## EXERCISE:
Write out every entry exactly as it stands.

- - - -

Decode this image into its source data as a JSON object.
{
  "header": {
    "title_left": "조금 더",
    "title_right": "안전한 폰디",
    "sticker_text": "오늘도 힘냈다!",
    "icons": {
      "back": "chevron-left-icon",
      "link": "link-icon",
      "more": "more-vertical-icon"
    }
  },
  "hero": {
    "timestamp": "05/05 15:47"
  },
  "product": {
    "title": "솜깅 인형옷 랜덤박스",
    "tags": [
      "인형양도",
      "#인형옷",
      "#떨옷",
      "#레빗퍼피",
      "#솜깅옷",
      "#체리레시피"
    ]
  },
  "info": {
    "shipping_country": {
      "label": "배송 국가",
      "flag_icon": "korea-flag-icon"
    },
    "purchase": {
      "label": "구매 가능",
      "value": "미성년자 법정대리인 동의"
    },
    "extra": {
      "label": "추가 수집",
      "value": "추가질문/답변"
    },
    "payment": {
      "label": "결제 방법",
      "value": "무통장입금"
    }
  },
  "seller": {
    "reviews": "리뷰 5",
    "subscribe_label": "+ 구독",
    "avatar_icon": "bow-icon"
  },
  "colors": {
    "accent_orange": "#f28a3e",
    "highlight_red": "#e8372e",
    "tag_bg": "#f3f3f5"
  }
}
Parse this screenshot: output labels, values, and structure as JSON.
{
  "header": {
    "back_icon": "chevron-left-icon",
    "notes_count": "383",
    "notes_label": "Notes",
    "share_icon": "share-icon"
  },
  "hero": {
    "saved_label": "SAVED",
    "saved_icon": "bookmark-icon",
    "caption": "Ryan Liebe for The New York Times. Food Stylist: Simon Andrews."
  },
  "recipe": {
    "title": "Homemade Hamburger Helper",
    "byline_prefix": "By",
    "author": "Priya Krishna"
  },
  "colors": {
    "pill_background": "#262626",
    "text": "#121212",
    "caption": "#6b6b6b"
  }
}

- - - -

## ANSWER TO THE PROBLEM:
Decode this image into its source data as a JSON object.
{
  "header": {
    "title_left": "조금 더",
    "title_right": "안전한 폰디",
    "sticker_text": "오늘도 힘냈다!",
    "icons": {
      "back": "chevron-left-icon",
      "link": "link-icon",
      "more": "more-vertical-icon"
    }
  },
  "hero": {
    "timestamp": "05/05 15:47"
  },
  "product": {
    "title": "솜깅 인형옷 랜덤박스",
    "tags": [
      "인형양도",
      "#인형옷",
      "#떨옷",
      "#레빗퍼피",
      "#솜깅옷",
      "#체리레시피"
    ]
  },
  "info": {
    "shipping_country": {
      "label": "배송 국가",
      "flag_icon": "korea-flag-icon"
    },
    "purchase": {
      "label": "구매 가능",
      "value": "미성년자 법정대리인 동의"
    },
    "extra": {
      "label": "추가 수집",
      "value": "추가질문/답변"
    },
    "payment": {
      "label": "결제 방법",
      "value": "무통장입금"
    }
  },
  "seller": {
    "reviews": "리뷰 5",
    "subscribe_label": "+ 구독",
    "avatar_icon": "bow-icon"
  },
  "colors": {
    "accent_orange": "#f28a3e",
    "highlight_red": "#e8372e",
    "tag_bg": "#f3f3f5"
  }
}
Parse this screenshot: output labels, values, and structure as JSON.
{
  "header": {
    "back_icon": "chevron-left-icon",
    "notes_count": "383",
    "notes_label": "Notes",
    "share_icon": "share-icon"
  },
  "hero": {
    "saved_label": "SAVED",
    "saved_icon": "bookmark-icon",
    "caption": "Ryan Liebe for The New York Times. Food Stylist: Simon Andrews."
  },
  "recipe": {
    "title": "Homemade Hamburger Helper",
    "byline_prefix": "By",
    "author": "Priya Krishna"
  },
  "colors": {
    "pill_background": "#262626",
    "text": "#121212",
    "caption": "#6b6b6b"
  }
}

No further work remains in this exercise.